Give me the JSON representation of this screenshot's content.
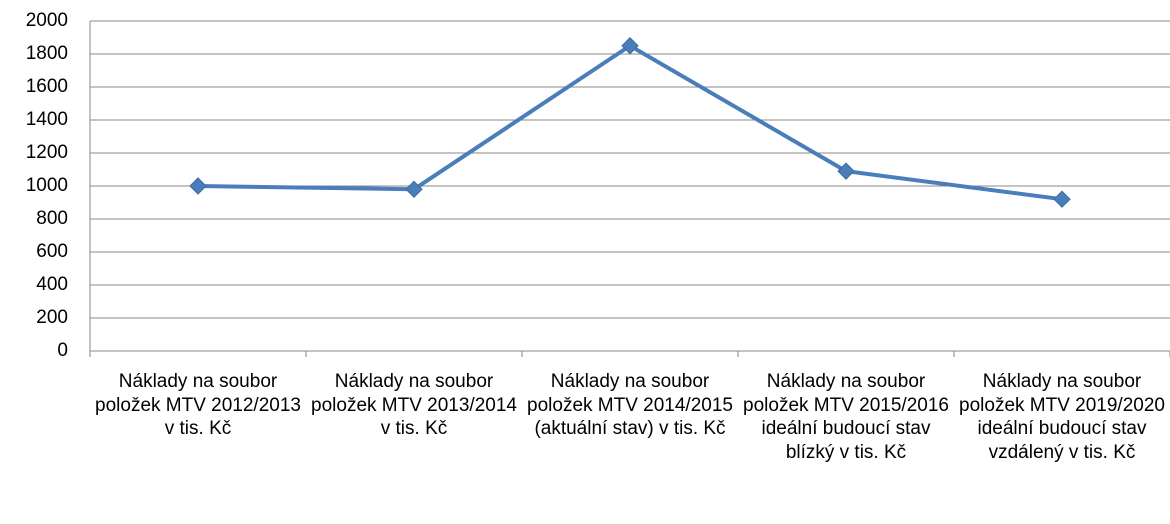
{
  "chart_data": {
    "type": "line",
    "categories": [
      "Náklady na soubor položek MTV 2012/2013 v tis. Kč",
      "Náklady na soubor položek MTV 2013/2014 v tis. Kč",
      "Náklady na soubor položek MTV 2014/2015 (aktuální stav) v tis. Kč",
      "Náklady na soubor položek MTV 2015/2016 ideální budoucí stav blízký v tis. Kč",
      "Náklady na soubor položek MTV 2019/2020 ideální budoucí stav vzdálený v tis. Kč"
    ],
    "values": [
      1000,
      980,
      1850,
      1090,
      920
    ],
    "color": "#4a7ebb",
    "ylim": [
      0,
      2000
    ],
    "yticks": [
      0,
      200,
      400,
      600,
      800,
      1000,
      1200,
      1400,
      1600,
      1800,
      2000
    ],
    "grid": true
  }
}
· · ·
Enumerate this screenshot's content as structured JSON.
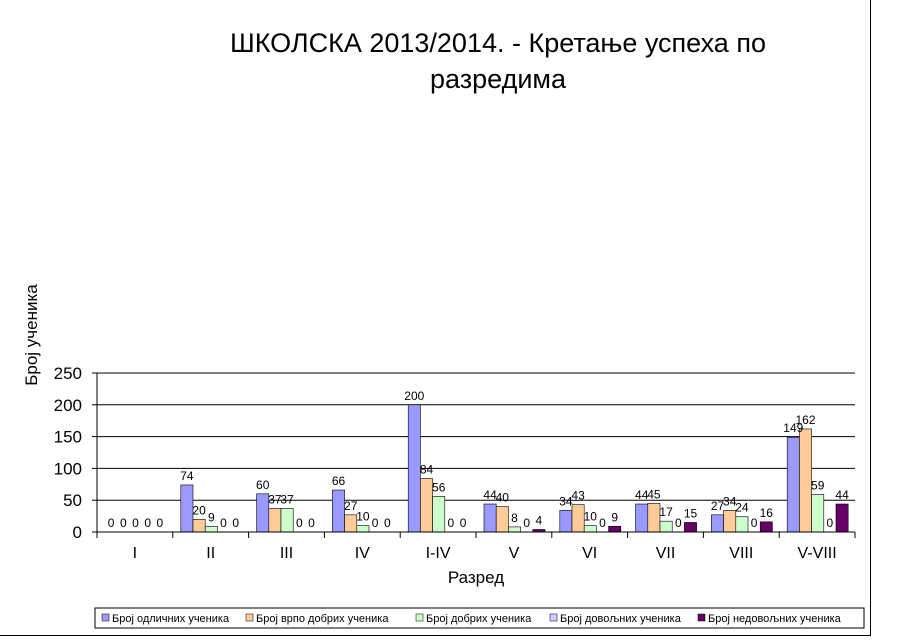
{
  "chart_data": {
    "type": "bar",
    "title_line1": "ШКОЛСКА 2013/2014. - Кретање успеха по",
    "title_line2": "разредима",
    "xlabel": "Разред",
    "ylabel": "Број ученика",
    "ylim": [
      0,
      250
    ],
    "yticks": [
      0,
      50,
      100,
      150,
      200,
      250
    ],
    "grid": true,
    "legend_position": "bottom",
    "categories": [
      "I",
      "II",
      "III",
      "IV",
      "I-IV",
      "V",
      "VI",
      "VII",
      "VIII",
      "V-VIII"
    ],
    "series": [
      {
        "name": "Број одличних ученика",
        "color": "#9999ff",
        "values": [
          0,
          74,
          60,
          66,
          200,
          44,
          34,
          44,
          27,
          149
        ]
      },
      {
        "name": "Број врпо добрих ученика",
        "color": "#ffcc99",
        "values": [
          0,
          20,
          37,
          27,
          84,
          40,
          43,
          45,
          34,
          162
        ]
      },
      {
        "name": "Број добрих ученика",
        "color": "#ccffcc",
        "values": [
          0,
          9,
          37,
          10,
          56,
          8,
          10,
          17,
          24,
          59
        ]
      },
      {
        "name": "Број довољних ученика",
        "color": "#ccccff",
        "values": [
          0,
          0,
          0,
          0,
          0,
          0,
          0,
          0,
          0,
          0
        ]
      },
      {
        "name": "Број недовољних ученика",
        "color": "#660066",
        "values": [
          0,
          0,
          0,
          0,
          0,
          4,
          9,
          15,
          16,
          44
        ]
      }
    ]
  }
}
· · ·
*THE TASK*:
From the entries above, extract every line where the word "položek" appears.

*RESULT BELOW*:
      "Náklady na soubor položek MTV 2012/2013 v tis. Kč",
      "Náklady na soubor položek MTV 2013/2014 v tis. Kč",
      "Náklady na soubor položek MTV 2014/2015 (aktuální stav) v tis. Kč",
      "Náklady na soubor položek MTV 2015/2016 ideální budoucí stav blízký v tis. Kč",
      "Náklady na soubor položek MTV 2019/2020 ideální budoucí stav vzdálený v tis. Kč"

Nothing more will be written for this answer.